EXERCISE TASK
Copy all lines of the listing that include the string "text".

(Stored entries)

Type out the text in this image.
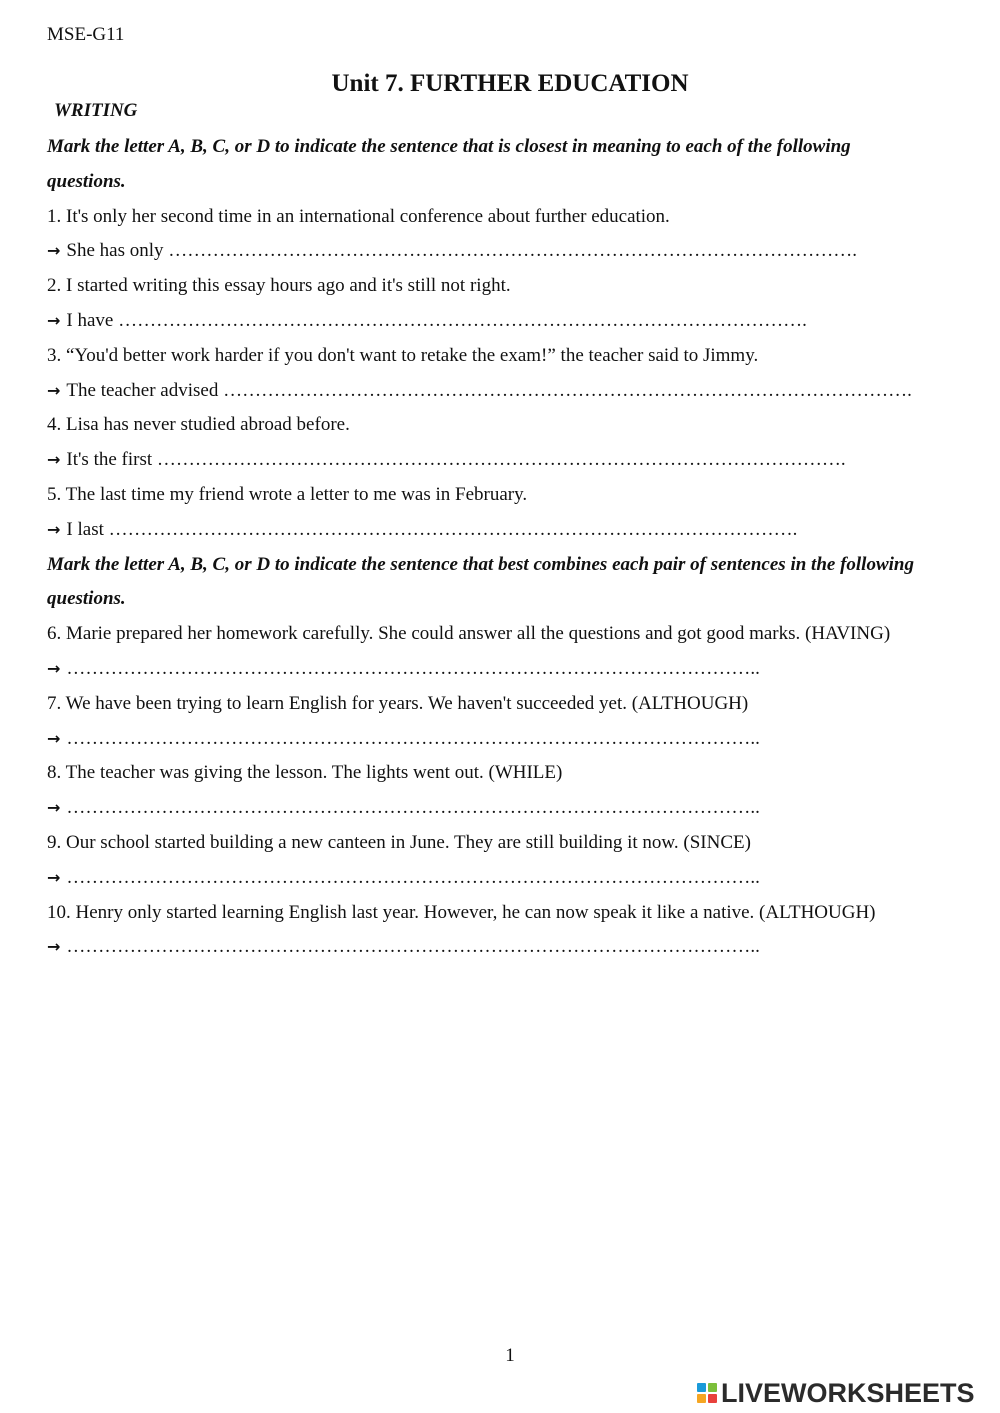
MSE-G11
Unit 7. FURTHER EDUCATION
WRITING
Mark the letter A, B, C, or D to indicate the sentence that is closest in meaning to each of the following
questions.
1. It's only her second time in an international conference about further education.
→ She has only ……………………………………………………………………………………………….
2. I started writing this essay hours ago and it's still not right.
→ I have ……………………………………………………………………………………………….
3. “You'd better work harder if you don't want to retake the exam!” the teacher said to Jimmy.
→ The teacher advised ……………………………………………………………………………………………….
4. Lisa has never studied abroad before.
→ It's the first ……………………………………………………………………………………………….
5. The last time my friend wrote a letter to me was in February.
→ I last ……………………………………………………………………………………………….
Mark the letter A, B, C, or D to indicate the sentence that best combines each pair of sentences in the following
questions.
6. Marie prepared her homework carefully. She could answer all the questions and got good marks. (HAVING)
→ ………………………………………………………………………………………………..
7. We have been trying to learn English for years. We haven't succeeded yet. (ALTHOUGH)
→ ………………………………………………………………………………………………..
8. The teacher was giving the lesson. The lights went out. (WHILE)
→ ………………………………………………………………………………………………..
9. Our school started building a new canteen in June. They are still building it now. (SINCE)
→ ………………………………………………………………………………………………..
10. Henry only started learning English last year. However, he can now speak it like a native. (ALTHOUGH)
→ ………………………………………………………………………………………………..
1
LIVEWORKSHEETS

---

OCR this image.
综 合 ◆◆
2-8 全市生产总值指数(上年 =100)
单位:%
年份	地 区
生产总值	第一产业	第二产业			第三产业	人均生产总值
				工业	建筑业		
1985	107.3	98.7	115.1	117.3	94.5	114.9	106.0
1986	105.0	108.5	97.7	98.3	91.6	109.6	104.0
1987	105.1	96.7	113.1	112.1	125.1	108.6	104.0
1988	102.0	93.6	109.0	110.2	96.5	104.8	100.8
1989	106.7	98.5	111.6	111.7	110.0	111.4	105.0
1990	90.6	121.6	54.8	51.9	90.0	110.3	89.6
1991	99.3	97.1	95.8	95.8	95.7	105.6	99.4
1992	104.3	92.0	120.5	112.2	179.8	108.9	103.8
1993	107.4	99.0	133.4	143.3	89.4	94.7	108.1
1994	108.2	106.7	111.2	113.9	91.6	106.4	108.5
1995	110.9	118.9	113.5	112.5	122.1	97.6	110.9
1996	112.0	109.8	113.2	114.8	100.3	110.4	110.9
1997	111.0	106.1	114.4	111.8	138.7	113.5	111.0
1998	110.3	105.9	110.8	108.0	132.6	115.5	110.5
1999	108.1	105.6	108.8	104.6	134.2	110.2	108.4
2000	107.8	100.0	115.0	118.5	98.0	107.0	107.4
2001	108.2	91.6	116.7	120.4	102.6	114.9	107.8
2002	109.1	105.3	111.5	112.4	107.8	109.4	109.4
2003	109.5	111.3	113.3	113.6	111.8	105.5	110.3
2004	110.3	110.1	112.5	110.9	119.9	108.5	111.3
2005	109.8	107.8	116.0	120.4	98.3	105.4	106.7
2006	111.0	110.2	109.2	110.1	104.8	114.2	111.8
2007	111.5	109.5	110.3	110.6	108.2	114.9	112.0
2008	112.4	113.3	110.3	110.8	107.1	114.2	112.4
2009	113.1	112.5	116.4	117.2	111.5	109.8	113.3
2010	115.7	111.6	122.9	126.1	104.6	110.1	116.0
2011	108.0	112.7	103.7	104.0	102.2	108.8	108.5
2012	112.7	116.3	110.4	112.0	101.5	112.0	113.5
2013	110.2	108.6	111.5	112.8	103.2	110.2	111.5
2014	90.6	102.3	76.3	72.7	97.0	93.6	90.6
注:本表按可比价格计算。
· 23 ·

==

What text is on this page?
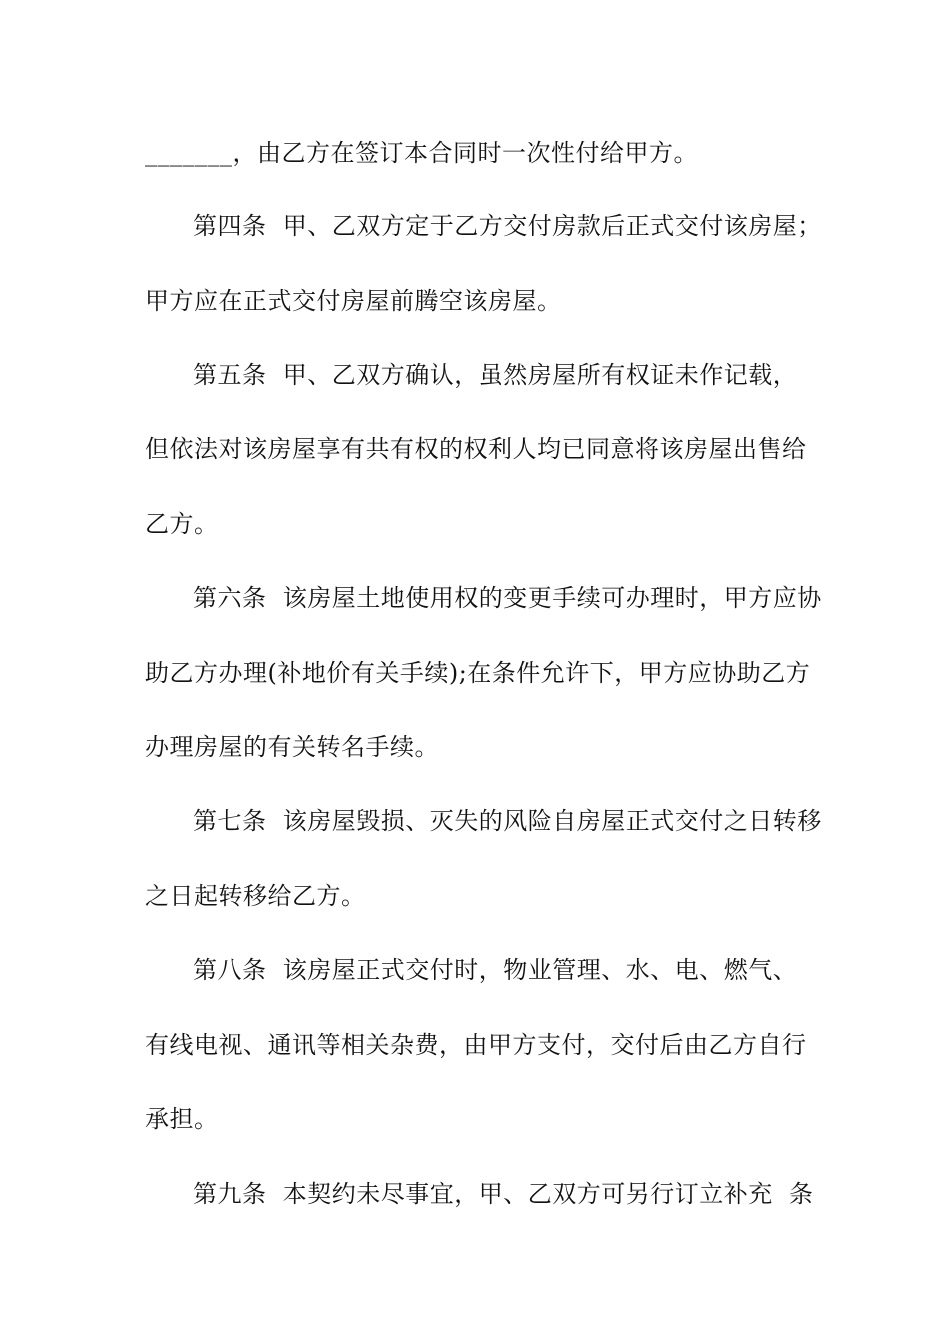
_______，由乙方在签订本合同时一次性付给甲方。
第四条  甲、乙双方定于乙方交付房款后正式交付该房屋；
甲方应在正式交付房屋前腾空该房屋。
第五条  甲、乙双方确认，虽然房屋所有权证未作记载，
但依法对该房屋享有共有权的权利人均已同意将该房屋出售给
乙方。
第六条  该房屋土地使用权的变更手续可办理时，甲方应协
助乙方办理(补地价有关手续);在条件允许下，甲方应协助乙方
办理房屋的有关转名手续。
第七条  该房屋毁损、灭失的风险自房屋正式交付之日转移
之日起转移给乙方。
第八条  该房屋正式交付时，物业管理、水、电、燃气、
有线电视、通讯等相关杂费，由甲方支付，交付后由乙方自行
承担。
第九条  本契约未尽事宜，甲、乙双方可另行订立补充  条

FINISHED ANSWER
Type out the text in this image.
What text is on this page?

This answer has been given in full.